STATED PROBLEM -> Reproduce every entry that follows word for word, but omit the images.

DATA SHOWN ->
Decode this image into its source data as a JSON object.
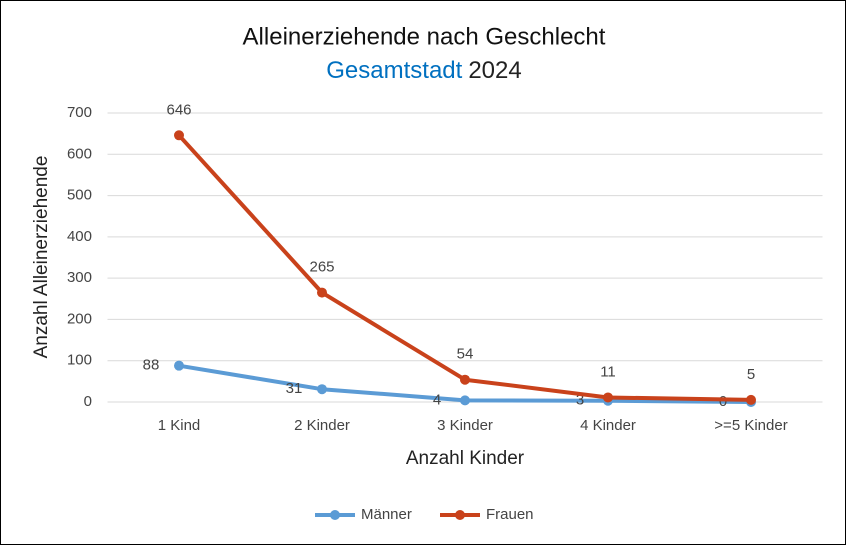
{
  "chart_data": {
    "type": "line",
    "title": "Alleinerziehende nach Geschlecht",
    "subtitle_parts": [
      {
        "text": "Gesamtstadt",
        "color": "#0070c0"
      },
      {
        "text": "2024",
        "color": "#222222"
      }
    ],
    "x_label": "Anzahl Kinder",
    "y_label": "Anzahl Alleinerziehende",
    "categories": [
      "1 Kind",
      "2 Kinder",
      "3 Kinder",
      "4 Kinder",
      ">=5 Kinder"
    ],
    "series": [
      {
        "name": "Männer",
        "color": "#5b9bd5",
        "values": [
          88,
          31,
          4,
          3,
          0
        ]
      },
      {
        "name": "Frauen",
        "color": "#c9421b",
        "values": [
          646,
          265,
          54,
          11,
          5
        ]
      }
    ],
    "ylim": [
      0,
      700
    ],
    "yticks": [
      0,
      100,
      200,
      300,
      400,
      500,
      600,
      700
    ],
    "grid": true,
    "legend": "bottom"
  }
}
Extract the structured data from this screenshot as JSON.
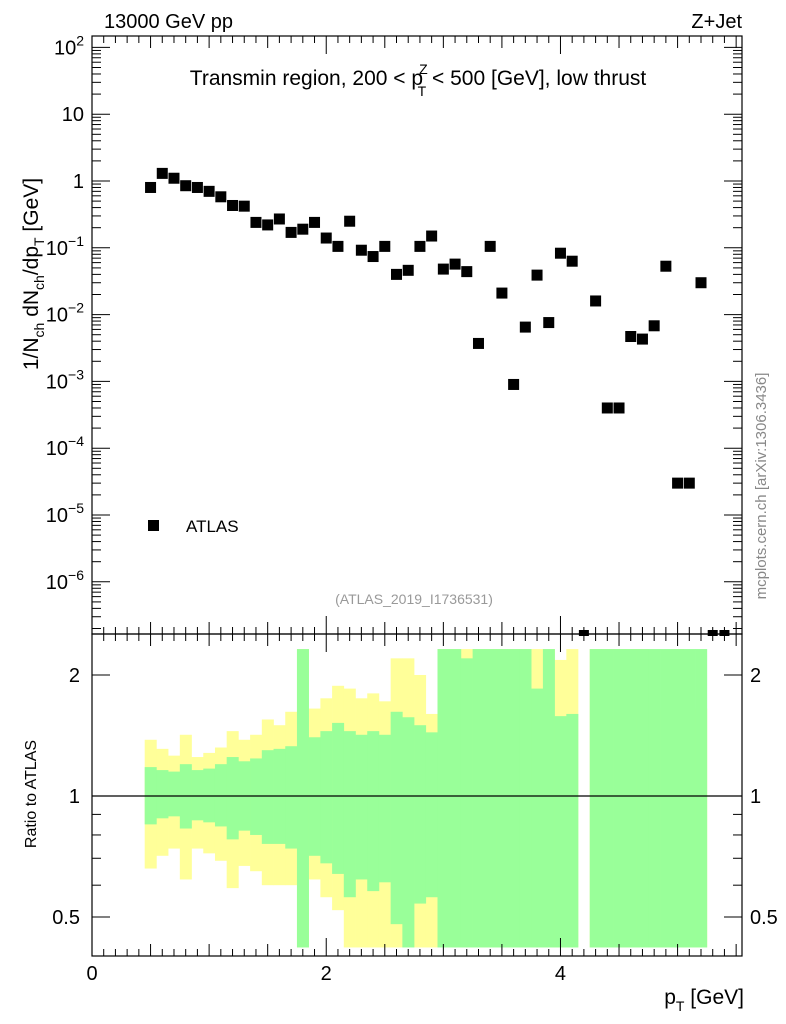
{
  "header": {
    "energy_label": "13000 GeV pp",
    "process_label": "Z+Jet"
  },
  "chart_data": [
    {
      "type": "scatter",
      "title_parts": {
        "pre": "Transmin region, 200 < p",
        "sup": "Z",
        "sub": "T",
        "post": " < 500 [GeV], low thrust"
      },
      "ylabel": "1/N_ch dN_ch/dp_T [GeV]",
      "yscale": "log",
      "ylim": [
        2e-07,
        150
      ],
      "xlim": [
        0,
        5.55
      ],
      "yticks": [
        {
          "v": 100,
          "base": "10",
          "exp": "2"
        },
        {
          "v": 10,
          "base": "10",
          "exp": ""
        },
        {
          "v": 1,
          "base": "1",
          "exp": ""
        },
        {
          "v": 0.1,
          "base": "10",
          "exp": "−1"
        },
        {
          "v": 0.01,
          "base": "10",
          "exp": "−2"
        },
        {
          "v": 0.001,
          "base": "10",
          "exp": "−3"
        },
        {
          "v": 0.0001,
          "base": "10",
          "exp": "−4"
        },
        {
          "v": 1e-05,
          "base": "10",
          "exp": "−5"
        },
        {
          "v": 1e-06,
          "base": "10",
          "exp": "−6"
        }
      ],
      "series": [
        {
          "name": "ATLAS",
          "marker": "square",
          "color": "#000000",
          "x": [
            0.5,
            0.6,
            0.7,
            0.8,
            0.9,
            1.0,
            1.1,
            1.2,
            1.3,
            1.4,
            1.5,
            1.6,
            1.7,
            1.8,
            1.9,
            2.0,
            2.1,
            2.2,
            2.3,
            2.4,
            2.5,
            2.6,
            2.7,
            2.8,
            2.9,
            3.0,
            3.1,
            3.2,
            3.3,
            3.4,
            3.5,
            3.6,
            3.7,
            3.8,
            3.9,
            4.0,
            4.1,
            4.3,
            4.4,
            4.5,
            4.6,
            4.7,
            4.8,
            4.9,
            5.0,
            5.1,
            5.2
          ],
          "y": [
            0.8,
            1.3,
            1.1,
            0.85,
            0.8,
            0.7,
            0.58,
            0.43,
            0.42,
            0.24,
            0.22,
            0.27,
            0.17,
            0.19,
            0.24,
            0.14,
            0.105,
            0.25,
            0.092,
            0.074,
            0.105,
            0.04,
            0.046,
            0.105,
            0.15,
            0.048,
            0.057,
            0.044,
            0.0037,
            0.105,
            0.021,
            0.0009,
            0.0065,
            0.039,
            0.0076,
            0.083,
            0.063,
            0.016,
            0.0004,
            0.0004,
            0.0047,
            0.0043,
            0.0068,
            0.053,
            3e-05,
            3e-05,
            0.03
          ]
        }
      ],
      "legend": "bottom-left",
      "watermark": "(ATLAS_2019_I1736531)"
    },
    {
      "type": "bar",
      "ylabel": "Ratio to ATLAS",
      "xlabel_parts": {
        "pre": "p",
        "sub": "T",
        "post": " [GeV]"
      },
      "xlim": [
        0,
        5.55
      ],
      "ylim": [
        0.42,
        2.32
      ],
      "yticks": [
        "0.5",
        "1",
        "2"
      ],
      "xticks": [
        "0",
        "2",
        "4"
      ],
      "bin_edges": [
        0.45,
        0.55,
        0.65,
        0.75,
        0.85,
        0.95,
        1.05,
        1.15,
        1.25,
        1.35,
        1.45,
        1.55,
        1.65,
        1.75,
        1.85,
        1.95,
        2.05,
        2.15,
        2.25,
        2.35,
        2.45,
        2.55,
        2.65,
        2.75,
        2.85,
        2.95,
        3.05,
        3.15,
        3.25,
        3.35,
        3.45,
        3.55,
        3.65,
        3.75,
        3.85,
        3.95,
        4.05,
        4.15,
        4.25,
        4.35,
        4.45,
        4.55,
        4.65,
        4.75,
        4.85,
        4.95,
        5.05,
        5.15,
        5.25
      ],
      "band_yellow": {
        "name": "2 sigma",
        "color": "#ffff99",
        "lo": [
          0.66,
          0.71,
          0.74,
          0.62,
          0.74,
          0.72,
          0.69,
          0.59,
          0.67,
          0.65,
          0.6,
          0.6,
          0.6,
          0.42,
          0.62,
          0.56,
          0.52,
          0.42,
          0.42,
          0.42,
          0.42,
          0.42,
          0.42,
          0.42,
          0.42,
          0.42,
          0.42,
          0.42,
          0.42,
          0.42,
          0.42,
          0.42,
          0.42,
          0.42,
          0.42,
          0.42,
          0.42,
          null,
          0.42,
          0.42,
          0.42,
          0.42,
          0.42,
          0.42,
          0.42,
          0.42,
          0.42,
          0.42
        ],
        "hi": [
          1.38,
          1.31,
          1.26,
          1.42,
          1.25,
          1.28,
          1.32,
          1.45,
          1.38,
          1.42,
          1.55,
          1.5,
          1.62,
          2.32,
          1.65,
          1.75,
          1.88,
          1.85,
          1.75,
          1.8,
          1.72,
          2.2,
          2.2,
          2.0,
          1.6,
          2.32,
          2.32,
          2.32,
          2.32,
          2.32,
          2.32,
          2.32,
          2.32,
          2.32,
          2.32,
          2.18,
          2.32,
          null,
          2.32,
          2.32,
          2.32,
          2.32,
          2.32,
          1.65,
          1.65,
          2.32,
          1.65,
          1.65
        ]
      },
      "band_green": {
        "name": "1 sigma",
        "color": "#99ff99",
        "lo": [
          0.85,
          0.88,
          0.89,
          0.83,
          0.87,
          0.86,
          0.84,
          0.78,
          0.82,
          0.8,
          0.76,
          0.76,
          0.74,
          0.42,
          0.71,
          0.68,
          0.64,
          0.56,
          0.62,
          0.58,
          0.61,
          0.48,
          0.42,
          0.54,
          0.56,
          0.42,
          0.42,
          0.42,
          0.42,
          0.42,
          0.42,
          0.42,
          0.42,
          0.42,
          0.42,
          0.42,
          0.42,
          null,
          0.42,
          0.42,
          0.42,
          0.42,
          0.42,
          0.42,
          0.42,
          0.42,
          0.42,
          0.42
        ],
        "hi": [
          1.18,
          1.16,
          1.15,
          1.2,
          1.16,
          1.17,
          1.2,
          1.25,
          1.22,
          1.24,
          1.3,
          1.31,
          1.33,
          2.32,
          1.4,
          1.45,
          1.52,
          1.45,
          1.42,
          1.45,
          1.42,
          1.62,
          1.57,
          1.5,
          1.44,
          2.32,
          2.32,
          2.2,
          2.32,
          2.32,
          2.32,
          2.32,
          2.32,
          1.85,
          2.32,
          1.58,
          1.6,
          null,
          2.32,
          2.32,
          2.32,
          2.32,
          2.32,
          2.32,
          2.32,
          2.32,
          2.32,
          2.32
        ]
      },
      "reference_line": 1
    }
  ],
  "sidebar": {
    "citation": "mcplots.cern.ch [arXiv:1306.3436]"
  }
}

RIGHT ANSWER ->
Decode this image into its source data as a JSON object.
{
  "chart_data": {
    "type": "line",
    "title": "Alleinerziehende nach Geschlecht",
    "subtitle_parts": [
      {
        "text": "Gesamtstadt",
        "color": "#0070c0"
      },
      {
        "text": "2024",
        "color": "#222222"
      }
    ],
    "x_label": "Anzahl Kinder",
    "y_label": "Anzahl Alleinerziehende",
    "categories": [
      "1 Kind",
      "2 Kinder",
      "3 Kinder",
      "4 Kinder",
      ">=5 Kinder"
    ],
    "series": [
      {
        "name": "Männer",
        "color": "#5b9bd5",
        "values": [
          88,
          31,
          4,
          3,
          0
        ]
      },
      {
        "name": "Frauen",
        "color": "#c9421b",
        "values": [
          646,
          265,
          54,
          11,
          5
        ]
      }
    ],
    "ylim": [
      0,
      700
    ],
    "yticks": [
      0,
      100,
      200,
      300,
      400,
      500,
      600,
      700
    ],
    "grid": true,
    "legend": "bottom"
  }
}
Extract the structured data from this screenshot as JSON.
{
  "header": {
    "energy_label": "13000 GeV pp",
    "process_label": "Z+Jet"
  },
  "chart_data": [
    {
      "type": "scatter",
      "title_parts": {
        "pre": "Transmin region, 200 < p",
        "sup": "Z",
        "sub": "T",
        "post": " < 500 [GeV], low thrust"
      },
      "ylabel": "1/N_ch dN_ch/dp_T [GeV]",
      "yscale": "log",
      "ylim": [
        2e-07,
        150
      ],
      "xlim": [
        0,
        5.55
      ],
      "yticks": [
        {
          "v": 100,
          "base": "10",
          "exp": "2"
        },
        {
          "v": 10,
          "base": "10",
          "exp": ""
        },
        {
          "v": 1,
          "base": "1",
          "exp": ""
        },
        {
          "v": 0.1,
          "base": "10",
          "exp": "−1"
        },
        {
          "v": 0.01,
          "base": "10",
          "exp": "−2"
        },
        {
          "v": 0.001,
          "base": "10",
          "exp": "−3"
        },
        {
          "v": 0.0001,
          "base": "10",
          "exp": "−4"
        },
        {
          "v": 1e-05,
          "base": "10",
          "exp": "−5"
        },
        {
          "v": 1e-06,
          "base": "10",
          "exp": "−6"
        }
      ],
      "series": [
        {
          "name": "ATLAS",
          "marker": "square",
          "color": "#000000",
          "x": [
            0.5,
            0.6,
            0.7,
            0.8,
            0.9,
            1.0,
            1.1,
            1.2,
            1.3,
            1.4,
            1.5,
            1.6,
            1.7,
            1.8,
            1.9,
            2.0,
            2.1,
            2.2,
            2.3,
            2.4,
            2.5,
            2.6,
            2.7,
            2.8,
            2.9,
            3.0,
            3.1,
            3.2,
            3.3,
            3.4,
            3.5,
            3.6,
            3.7,
            3.8,
            3.9,
            4.0,
            4.1,
            4.3,
            4.4,
            4.5,
            4.6,
            4.7,
            4.8,
            4.9,
            5.0,
            5.1,
            5.2
          ],
          "y": [
            0.8,
            1.3,
            1.1,
            0.85,
            0.8,
            0.7,
            0.58,
            0.43,
            0.42,
            0.24,
            0.22,
            0.27,
            0.17,
            0.19,
            0.24,
            0.14,
            0.105,
            0.25,
            0.092,
            0.074,
            0.105,
            0.04,
            0.046,
            0.105,
            0.15,
            0.048,
            0.057,
            0.044,
            0.0037,
            0.105,
            0.021,
            0.0009,
            0.0065,
            0.039,
            0.0076,
            0.083,
            0.063,
            0.016,
            0.0004,
            0.0004,
            0.0047,
            0.0043,
            0.0068,
            0.053,
            3e-05,
            3e-05,
            0.03
          ]
        }
      ],
      "legend": "bottom-left",
      "watermark": "(ATLAS_2019_I1736531)"
    },
    {
      "type": "bar",
      "ylabel": "Ratio to ATLAS",
      "xlabel_parts": {
        "pre": "p",
        "sub": "T",
        "post": " [GeV]"
      },
      "xlim": [
        0,
        5.55
      ],
      "ylim": [
        0.42,
        2.32
      ],
      "yticks": [
        "0.5",
        "1",
        "2"
      ],
      "xticks": [
        "0",
        "2",
        "4"
      ],
      "bin_edges": [
        0.45,
        0.55,
        0.65,
        0.75,
        0.85,
        0.95,
        1.05,
        1.15,
        1.25,
        1.35,
        1.45,
        1.55,
        1.65,
        1.75,
        1.85,
        1.95,
        2.05,
        2.15,
        2.25,
        2.35,
        2.45,
        2.55,
        2.65,
        2.75,
        2.85,
        2.95,
        3.05,
        3.15,
        3.25,
        3.35,
        3.45,
        3.55,
        3.65,
        3.75,
        3.85,
        3.95,
        4.05,
        4.15,
        4.25,
        4.35,
        4.45,
        4.55,
        4.65,
        4.75,
        4.85,
        4.95,
        5.05,
        5.15,
        5.25
      ],
      "band_yellow": {
        "name": "2 sigma",
        "color": "#ffff99",
        "lo": [
          0.66,
          0.71,
          0.74,
          0.62,
          0.74,
          0.72,
          0.69,
          0.59,
          0.67,
          0.65,
          0.6,
          0.6,
          0.6,
          0.42,
          0.62,
          0.56,
          0.52,
          0.42,
          0.42,
          0.42,
          0.42,
          0.42,
          0.42,
          0.42,
          0.42,
          0.42,
          0.42,
          0.42,
          0.42,
          0.42,
          0.42,
          0.42,
          0.42,
          0.42,
          0.42,
          0.42,
          0.42,
          null,
          0.42,
          0.42,
          0.42,
          0.42,
          0.42,
          0.42,
          0.42,
          0.42,
          0.42,
          0.42
        ],
        "hi": [
          1.38,
          1.31,
          1.26,
          1.42,
          1.25,
          1.28,
          1.32,
          1.45,
          1.38,
          1.42,
          1.55,
          1.5,
          1.62,
          2.32,
          1.65,
          1.75,
          1.88,
          1.85,
          1.75,
          1.8,
          1.72,
          2.2,
          2.2,
          2.0,
          1.6,
          2.32,
          2.32,
          2.32,
          2.32,
          2.32,
          2.32,
          2.32,
          2.32,
          2.32,
          2.32,
          2.18,
          2.32,
          null,
          2.32,
          2.32,
          2.32,
          2.32,
          2.32,
          1.65,
          1.65,
          2.32,
          1.65,
          1.65
        ]
      },
      "band_green": {
        "name": "1 sigma",
        "color": "#99ff99",
        "lo": [
          0.85,
          0.88,
          0.89,
          0.83,
          0.87,
          0.86,
          0.84,
          0.78,
          0.82,
          0.8,
          0.76,
          0.76,
          0.74,
          0.42,
          0.71,
          0.68,
          0.64,
          0.56,
          0.62,
          0.58,
          0.61,
          0.48,
          0.42,
          0.54,
          0.56,
          0.42,
          0.42,
          0.42,
          0.42,
          0.42,
          0.42,
          0.42,
          0.42,
          0.42,
          0.42,
          0.42,
          0.42,
          null,
          0.42,
          0.42,
          0.42,
          0.42,
          0.42,
          0.42,
          0.42,
          0.42,
          0.42,
          0.42
        ],
        "hi": [
          1.18,
          1.16,
          1.15,
          1.2,
          1.16,
          1.17,
          1.2,
          1.25,
          1.22,
          1.24,
          1.3,
          1.31,
          1.33,
          2.32,
          1.4,
          1.45,
          1.52,
          1.45,
          1.42,
          1.45,
          1.42,
          1.62,
          1.57,
          1.5,
          1.44,
          2.32,
          2.32,
          2.2,
          2.32,
          2.32,
          2.32,
          2.32,
          2.32,
          1.85,
          2.32,
          1.58,
          1.6,
          null,
          2.32,
          2.32,
          2.32,
          2.32,
          2.32,
          2.32,
          2.32,
          2.32,
          2.32,
          2.32
        ]
      },
      "reference_line": 1
    }
  ],
  "sidebar": {
    "citation": "mcplots.cern.ch [arXiv:1306.3436]"
  }
}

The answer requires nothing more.